Stated goal
Write out the entire listing below exactly, with the pictures left out.

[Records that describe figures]
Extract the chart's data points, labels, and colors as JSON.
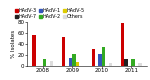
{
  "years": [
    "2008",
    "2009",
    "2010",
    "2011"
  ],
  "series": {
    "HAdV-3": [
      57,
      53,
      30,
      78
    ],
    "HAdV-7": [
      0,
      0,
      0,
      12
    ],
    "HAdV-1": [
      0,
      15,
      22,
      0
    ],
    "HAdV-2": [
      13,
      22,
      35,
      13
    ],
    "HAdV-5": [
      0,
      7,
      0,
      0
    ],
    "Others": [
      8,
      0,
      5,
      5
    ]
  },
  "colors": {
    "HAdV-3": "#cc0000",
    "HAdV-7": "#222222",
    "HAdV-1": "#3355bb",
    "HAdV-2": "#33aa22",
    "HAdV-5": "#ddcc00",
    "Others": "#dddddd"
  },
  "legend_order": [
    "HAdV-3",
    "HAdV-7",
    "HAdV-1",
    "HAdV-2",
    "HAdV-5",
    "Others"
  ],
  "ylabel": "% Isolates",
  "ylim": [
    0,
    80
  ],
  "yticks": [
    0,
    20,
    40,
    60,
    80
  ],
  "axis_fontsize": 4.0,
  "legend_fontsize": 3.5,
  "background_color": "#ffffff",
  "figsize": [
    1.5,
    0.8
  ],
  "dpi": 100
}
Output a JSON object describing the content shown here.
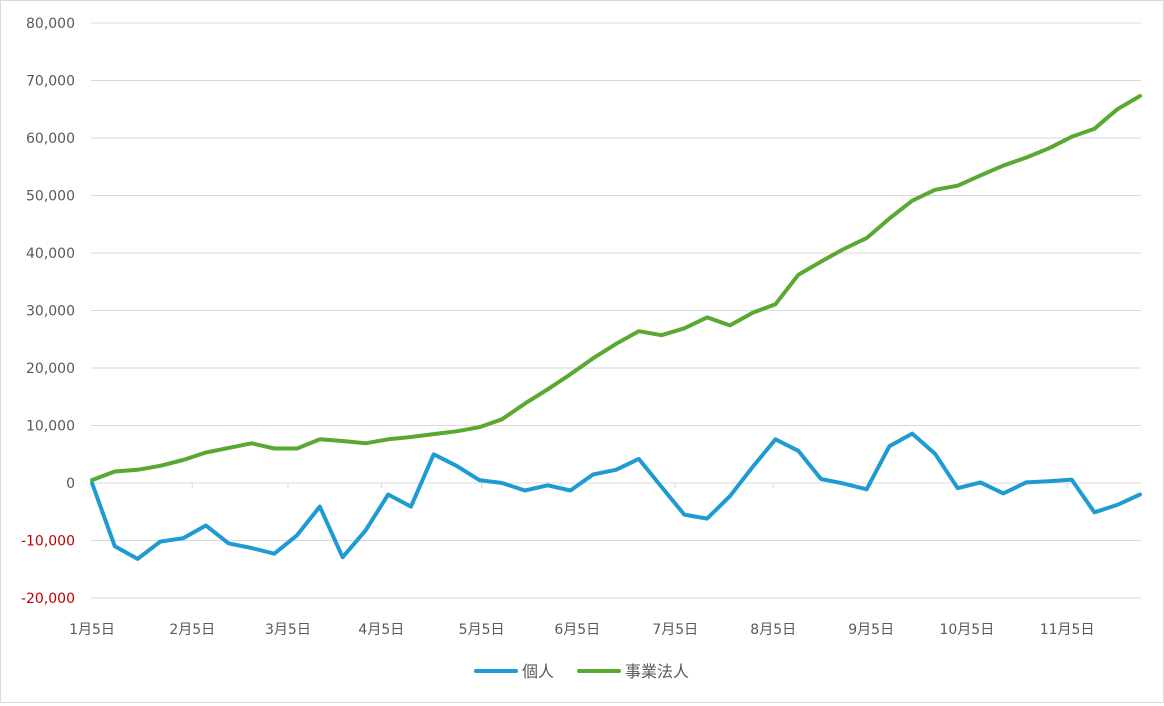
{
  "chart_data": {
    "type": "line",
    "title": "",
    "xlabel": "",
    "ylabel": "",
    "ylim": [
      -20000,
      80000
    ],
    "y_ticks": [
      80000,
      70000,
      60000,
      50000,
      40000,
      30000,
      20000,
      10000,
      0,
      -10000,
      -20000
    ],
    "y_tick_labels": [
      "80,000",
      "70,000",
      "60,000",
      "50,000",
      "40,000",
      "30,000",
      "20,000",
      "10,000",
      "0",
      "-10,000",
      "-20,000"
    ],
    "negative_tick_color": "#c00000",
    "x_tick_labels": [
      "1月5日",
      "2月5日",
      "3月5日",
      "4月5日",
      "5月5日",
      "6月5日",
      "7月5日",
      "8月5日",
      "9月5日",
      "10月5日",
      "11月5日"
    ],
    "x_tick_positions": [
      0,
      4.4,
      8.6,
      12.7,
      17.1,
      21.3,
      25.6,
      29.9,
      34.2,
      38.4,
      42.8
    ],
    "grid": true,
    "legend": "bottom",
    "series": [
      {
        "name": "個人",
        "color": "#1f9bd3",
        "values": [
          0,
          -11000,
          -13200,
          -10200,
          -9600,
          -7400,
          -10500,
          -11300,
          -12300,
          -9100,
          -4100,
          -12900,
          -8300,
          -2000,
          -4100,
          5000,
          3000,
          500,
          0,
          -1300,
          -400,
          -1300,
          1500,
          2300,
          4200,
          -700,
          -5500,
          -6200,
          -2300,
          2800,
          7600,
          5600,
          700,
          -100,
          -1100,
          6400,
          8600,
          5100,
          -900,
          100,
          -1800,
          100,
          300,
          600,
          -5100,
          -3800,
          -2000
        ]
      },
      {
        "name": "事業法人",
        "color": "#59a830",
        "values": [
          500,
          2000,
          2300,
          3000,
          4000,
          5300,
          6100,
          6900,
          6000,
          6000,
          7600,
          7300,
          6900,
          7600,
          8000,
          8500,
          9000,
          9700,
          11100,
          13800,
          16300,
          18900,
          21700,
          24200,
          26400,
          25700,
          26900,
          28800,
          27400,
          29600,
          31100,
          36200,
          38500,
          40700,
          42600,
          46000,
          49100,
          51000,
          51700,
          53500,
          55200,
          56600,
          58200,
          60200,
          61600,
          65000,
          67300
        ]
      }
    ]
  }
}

Result of the task
Extract the chart's data points, labels, and colors as JSON.
{
  "years": [
    "2008",
    "2009",
    "2010",
    "2011"
  ],
  "series": {
    "HAdV-3": [
      57,
      53,
      30,
      78
    ],
    "HAdV-7": [
      0,
      0,
      0,
      12
    ],
    "HAdV-1": [
      0,
      15,
      22,
      0
    ],
    "HAdV-2": [
      13,
      22,
      35,
      13
    ],
    "HAdV-5": [
      0,
      7,
      0,
      0
    ],
    "Others": [
      8,
      0,
      5,
      5
    ]
  },
  "colors": {
    "HAdV-3": "#cc0000",
    "HAdV-7": "#222222",
    "HAdV-1": "#3355bb",
    "HAdV-2": "#33aa22",
    "HAdV-5": "#ddcc00",
    "Others": "#dddddd"
  },
  "legend_order": [
    "HAdV-3",
    "HAdV-7",
    "HAdV-1",
    "HAdV-2",
    "HAdV-5",
    "Others"
  ],
  "ylabel": "% Isolates",
  "ylim": [
    0,
    80
  ],
  "yticks": [
    0,
    20,
    40,
    60,
    80
  ],
  "axis_fontsize": 4.0,
  "legend_fontsize": 3.5,
  "background_color": "#ffffff",
  "figsize": [
    1.5,
    0.8
  ],
  "dpi": 100
}
Output a JSON object describing the content shown here.
{
  "chart_data": {
    "type": "line",
    "title": "",
    "xlabel": "",
    "ylabel": "",
    "ylim": [
      -20000,
      80000
    ],
    "y_ticks": [
      80000,
      70000,
      60000,
      50000,
      40000,
      30000,
      20000,
      10000,
      0,
      -10000,
      -20000
    ],
    "y_tick_labels": [
      "80,000",
      "70,000",
      "60,000",
      "50,000",
      "40,000",
      "30,000",
      "20,000",
      "10,000",
      "0",
      "-10,000",
      "-20,000"
    ],
    "negative_tick_color": "#c00000",
    "x_tick_labels": [
      "1月5日",
      "2月5日",
      "3月5日",
      "4月5日",
      "5月5日",
      "6月5日",
      "7月5日",
      "8月5日",
      "9月5日",
      "10月5日",
      "11月5日"
    ],
    "x_tick_positions": [
      0,
      4.4,
      8.6,
      12.7,
      17.1,
      21.3,
      25.6,
      29.9,
      34.2,
      38.4,
      42.8
    ],
    "grid": true,
    "legend": "bottom",
    "series": [
      {
        "name": "個人",
        "color": "#1f9bd3",
        "values": [
          0,
          -11000,
          -13200,
          -10200,
          -9600,
          -7400,
          -10500,
          -11300,
          -12300,
          -9100,
          -4100,
          -12900,
          -8300,
          -2000,
          -4100,
          5000,
          3000,
          500,
          0,
          -1300,
          -400,
          -1300,
          1500,
          2300,
          4200,
          -700,
          -5500,
          -6200,
          -2300,
          2800,
          7600,
          5600,
          700,
          -100,
          -1100,
          6400,
          8600,
          5100,
          -900,
          100,
          -1800,
          100,
          300,
          600,
          -5100,
          -3800,
          -2000
        ]
      },
      {
        "name": "事業法人",
        "color": "#59a830",
        "values": [
          500,
          2000,
          2300,
          3000,
          4000,
          5300,
          6100,
          6900,
          6000,
          6000,
          7600,
          7300,
          6900,
          7600,
          8000,
          8500,
          9000,
          9700,
          11100,
          13800,
          16300,
          18900,
          21700,
          24200,
          26400,
          25700,
          26900,
          28800,
          27400,
          29600,
          31100,
          36200,
          38500,
          40700,
          42600,
          46000,
          49100,
          51000,
          51700,
          53500,
          55200,
          56600,
          58200,
          60200,
          61600,
          65000,
          67300
        ]
      }
    ]
  }
}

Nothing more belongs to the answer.